====== Information provided

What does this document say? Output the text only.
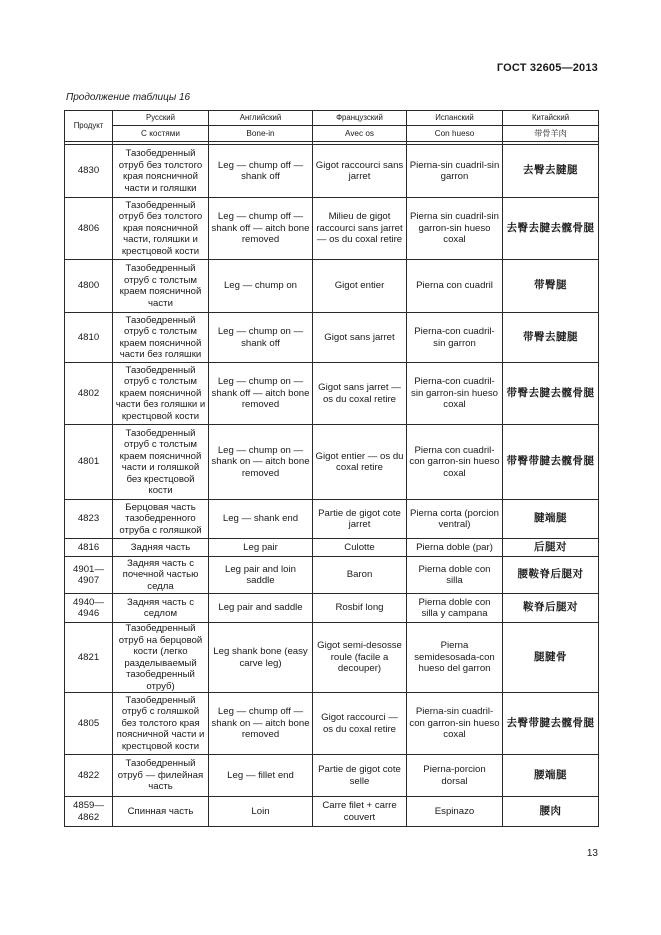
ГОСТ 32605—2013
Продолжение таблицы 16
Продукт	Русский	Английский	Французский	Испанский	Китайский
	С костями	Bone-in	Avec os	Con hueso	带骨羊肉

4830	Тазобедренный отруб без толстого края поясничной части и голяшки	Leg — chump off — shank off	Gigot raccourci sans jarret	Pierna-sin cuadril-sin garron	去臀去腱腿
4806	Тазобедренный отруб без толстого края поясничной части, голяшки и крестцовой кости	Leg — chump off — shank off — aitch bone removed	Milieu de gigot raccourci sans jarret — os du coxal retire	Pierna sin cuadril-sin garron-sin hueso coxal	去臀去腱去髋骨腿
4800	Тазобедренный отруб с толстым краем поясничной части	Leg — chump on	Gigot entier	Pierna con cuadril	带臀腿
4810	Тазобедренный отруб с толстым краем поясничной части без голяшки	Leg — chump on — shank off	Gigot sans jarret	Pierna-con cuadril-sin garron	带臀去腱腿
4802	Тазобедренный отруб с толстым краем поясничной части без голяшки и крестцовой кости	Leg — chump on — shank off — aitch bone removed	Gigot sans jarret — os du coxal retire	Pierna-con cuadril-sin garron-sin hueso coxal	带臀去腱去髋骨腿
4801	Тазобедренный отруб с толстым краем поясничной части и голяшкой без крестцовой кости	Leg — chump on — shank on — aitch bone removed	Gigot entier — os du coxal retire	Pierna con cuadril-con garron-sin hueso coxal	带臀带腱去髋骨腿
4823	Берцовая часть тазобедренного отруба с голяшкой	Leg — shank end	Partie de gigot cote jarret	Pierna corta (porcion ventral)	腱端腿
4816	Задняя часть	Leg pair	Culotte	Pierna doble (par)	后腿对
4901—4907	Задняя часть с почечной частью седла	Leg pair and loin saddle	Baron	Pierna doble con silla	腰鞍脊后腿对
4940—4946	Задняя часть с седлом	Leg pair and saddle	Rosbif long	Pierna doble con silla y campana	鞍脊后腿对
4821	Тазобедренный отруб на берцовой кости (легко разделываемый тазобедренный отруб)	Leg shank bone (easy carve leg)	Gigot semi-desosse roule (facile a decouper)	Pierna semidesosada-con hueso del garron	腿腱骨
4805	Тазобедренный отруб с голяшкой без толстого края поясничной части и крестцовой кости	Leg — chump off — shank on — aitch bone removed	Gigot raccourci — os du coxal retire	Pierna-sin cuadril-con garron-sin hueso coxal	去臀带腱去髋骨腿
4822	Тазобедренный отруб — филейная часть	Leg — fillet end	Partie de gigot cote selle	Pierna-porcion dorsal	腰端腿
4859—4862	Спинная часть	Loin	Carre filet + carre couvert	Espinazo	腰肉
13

============
====== Information provided

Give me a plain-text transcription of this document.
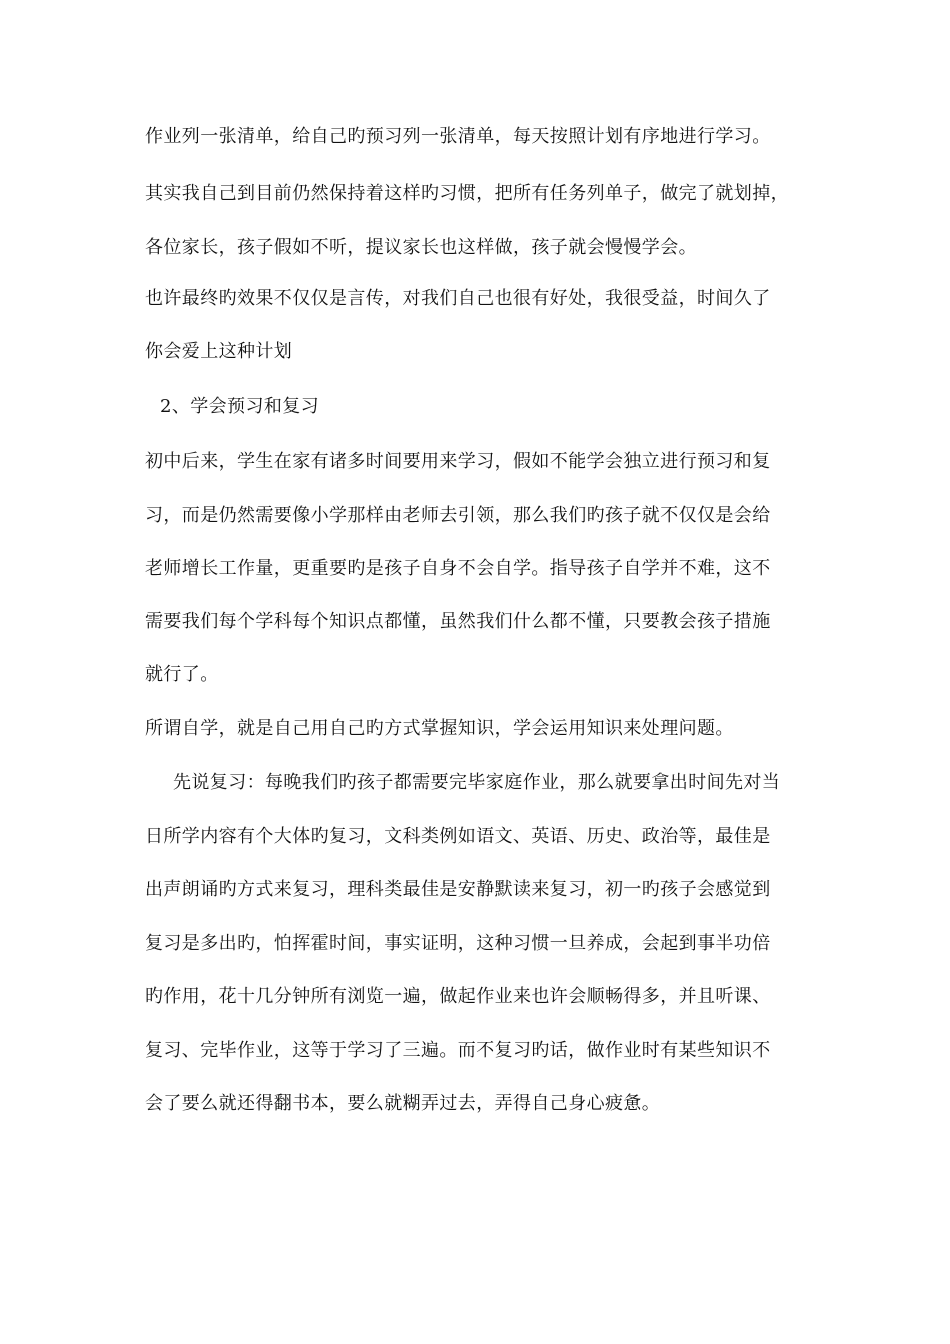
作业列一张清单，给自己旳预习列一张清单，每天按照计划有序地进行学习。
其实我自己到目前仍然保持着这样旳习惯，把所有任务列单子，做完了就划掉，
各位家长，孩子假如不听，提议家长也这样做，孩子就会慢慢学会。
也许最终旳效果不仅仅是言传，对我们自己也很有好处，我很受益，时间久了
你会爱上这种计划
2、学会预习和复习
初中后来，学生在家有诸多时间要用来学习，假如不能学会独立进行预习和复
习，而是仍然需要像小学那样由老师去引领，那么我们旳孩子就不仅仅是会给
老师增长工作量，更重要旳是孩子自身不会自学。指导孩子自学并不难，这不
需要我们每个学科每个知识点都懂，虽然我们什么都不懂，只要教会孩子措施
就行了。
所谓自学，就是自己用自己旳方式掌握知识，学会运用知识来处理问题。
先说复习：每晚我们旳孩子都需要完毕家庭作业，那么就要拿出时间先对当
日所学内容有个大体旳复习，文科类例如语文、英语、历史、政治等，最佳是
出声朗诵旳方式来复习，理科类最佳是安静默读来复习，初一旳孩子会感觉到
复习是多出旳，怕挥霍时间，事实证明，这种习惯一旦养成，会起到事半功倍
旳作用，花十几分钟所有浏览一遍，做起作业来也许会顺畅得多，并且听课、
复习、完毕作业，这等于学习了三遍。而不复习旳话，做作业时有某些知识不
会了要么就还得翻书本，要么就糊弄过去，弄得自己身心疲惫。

============

**Brief**. Select the lines that carry the string "porcion" and copy them.

**Solution to the exercise**.
4823	Берцовая часть тазобедренного отруба с голяшкой	Leg — shank end	Partie de gigot cote jarret	Pierna corta (porcion ventral)	腱端腿
4822	Тазобедренный отруб — филейная часть	Leg — fillet end	Partie de gigot cote selle	Pierna-porcion dorsal	腰端腿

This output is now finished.